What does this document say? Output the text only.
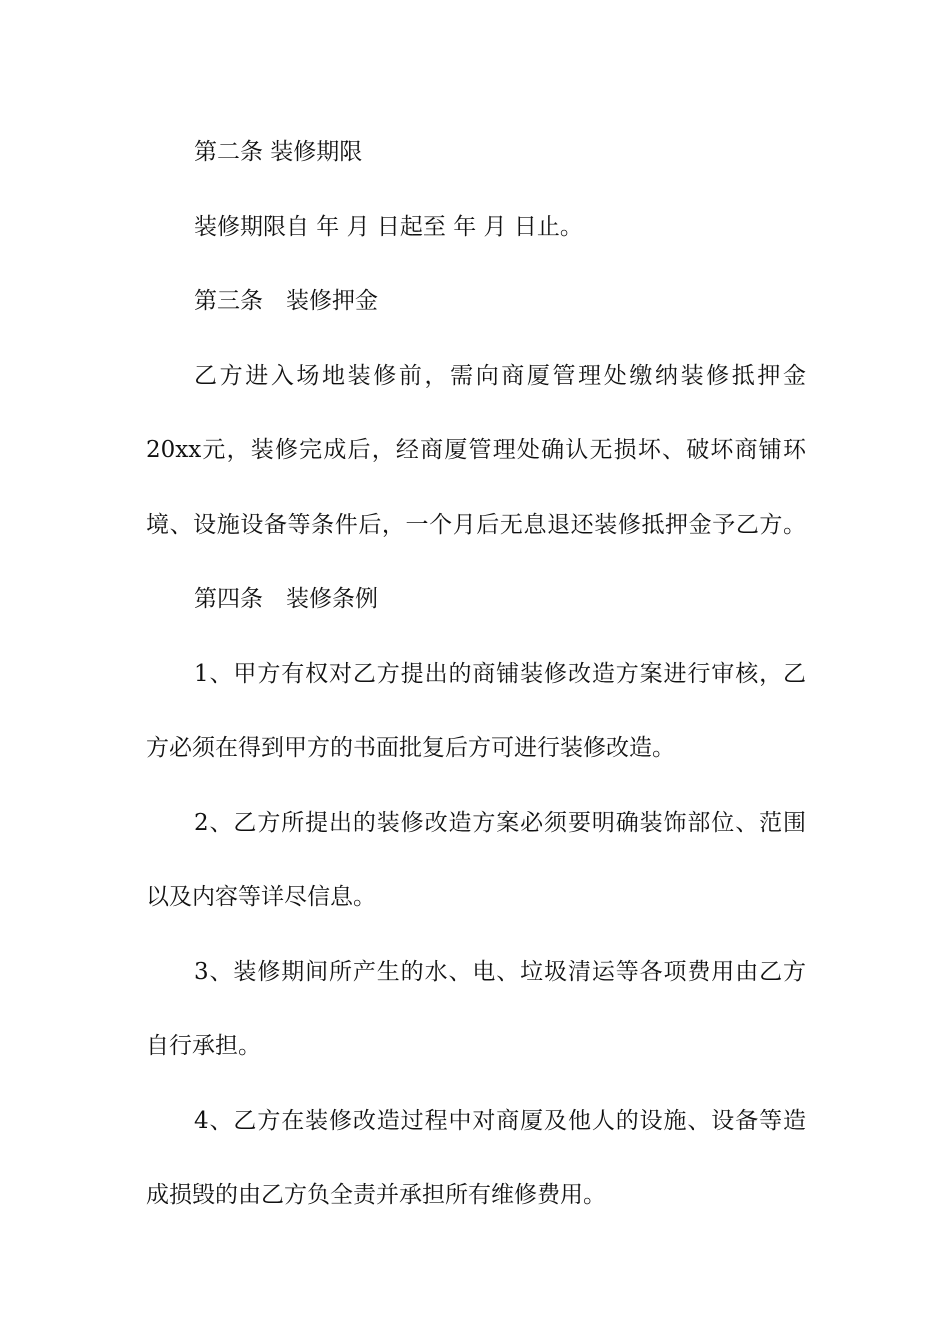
第二条 装修期限

装修期限自 年 月 日起至 年 月 日止。

第三条　装修押金

乙方进入场地装修前，需向商厦管理处缴纳装修抵押金

20xx元，装修完成后，经商厦管理处确认无损坏、破坏商铺环

境、设施设备等条件后，一个月后无息退还装修抵押金予乙方。

第四条　装修条例

1、甲方有权对乙方提出的商铺装修改造方案进行审核，乙

方必须在得到甲方的书面批复后方可进行装修改造。

2、乙方所提出的装修改造方案必须要明确装饰部位、范围

以及内容等详尽信息。

3、装修期间所产生的水、电、垃圾清运等各项费用由乙方

自行承担。

4、乙方在装修改造过程中对商厦及他人的设施、设备等造

成损毁的由乙方负全责并承担所有维修费用。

==============================

Go through the entries above and print each one exactly, minus the pictures.

What does this document say? Output the text only.
第二条 装修期限

装修期限自 年 月 日起至 年 月 日止。

第三条　装修押金

乙方进入场地装修前，需向商厦管理处缴纳装修抵押金

20xx元，装修完成后，经商厦管理处确认无损坏、破坏商铺环

境、设施设备等条件后，一个月后无息退还装修抵押金予乙方。

第四条　装修条例

1、甲方有权对乙方提出的商铺装修改造方案进行审核，乙

方必须在得到甲方的书面批复后方可进行装修改造。

2、乙方所提出的装修改造方案必须要明确装饰部位、范围

以及内容等详尽信息。

3、装修期间所产生的水、电、垃圾清运等各项费用由乙方

自行承担。

4、乙方在装修改造过程中对商厦及他人的设施、设备等造

成损毁的由乙方负全责并承担所有维修费用。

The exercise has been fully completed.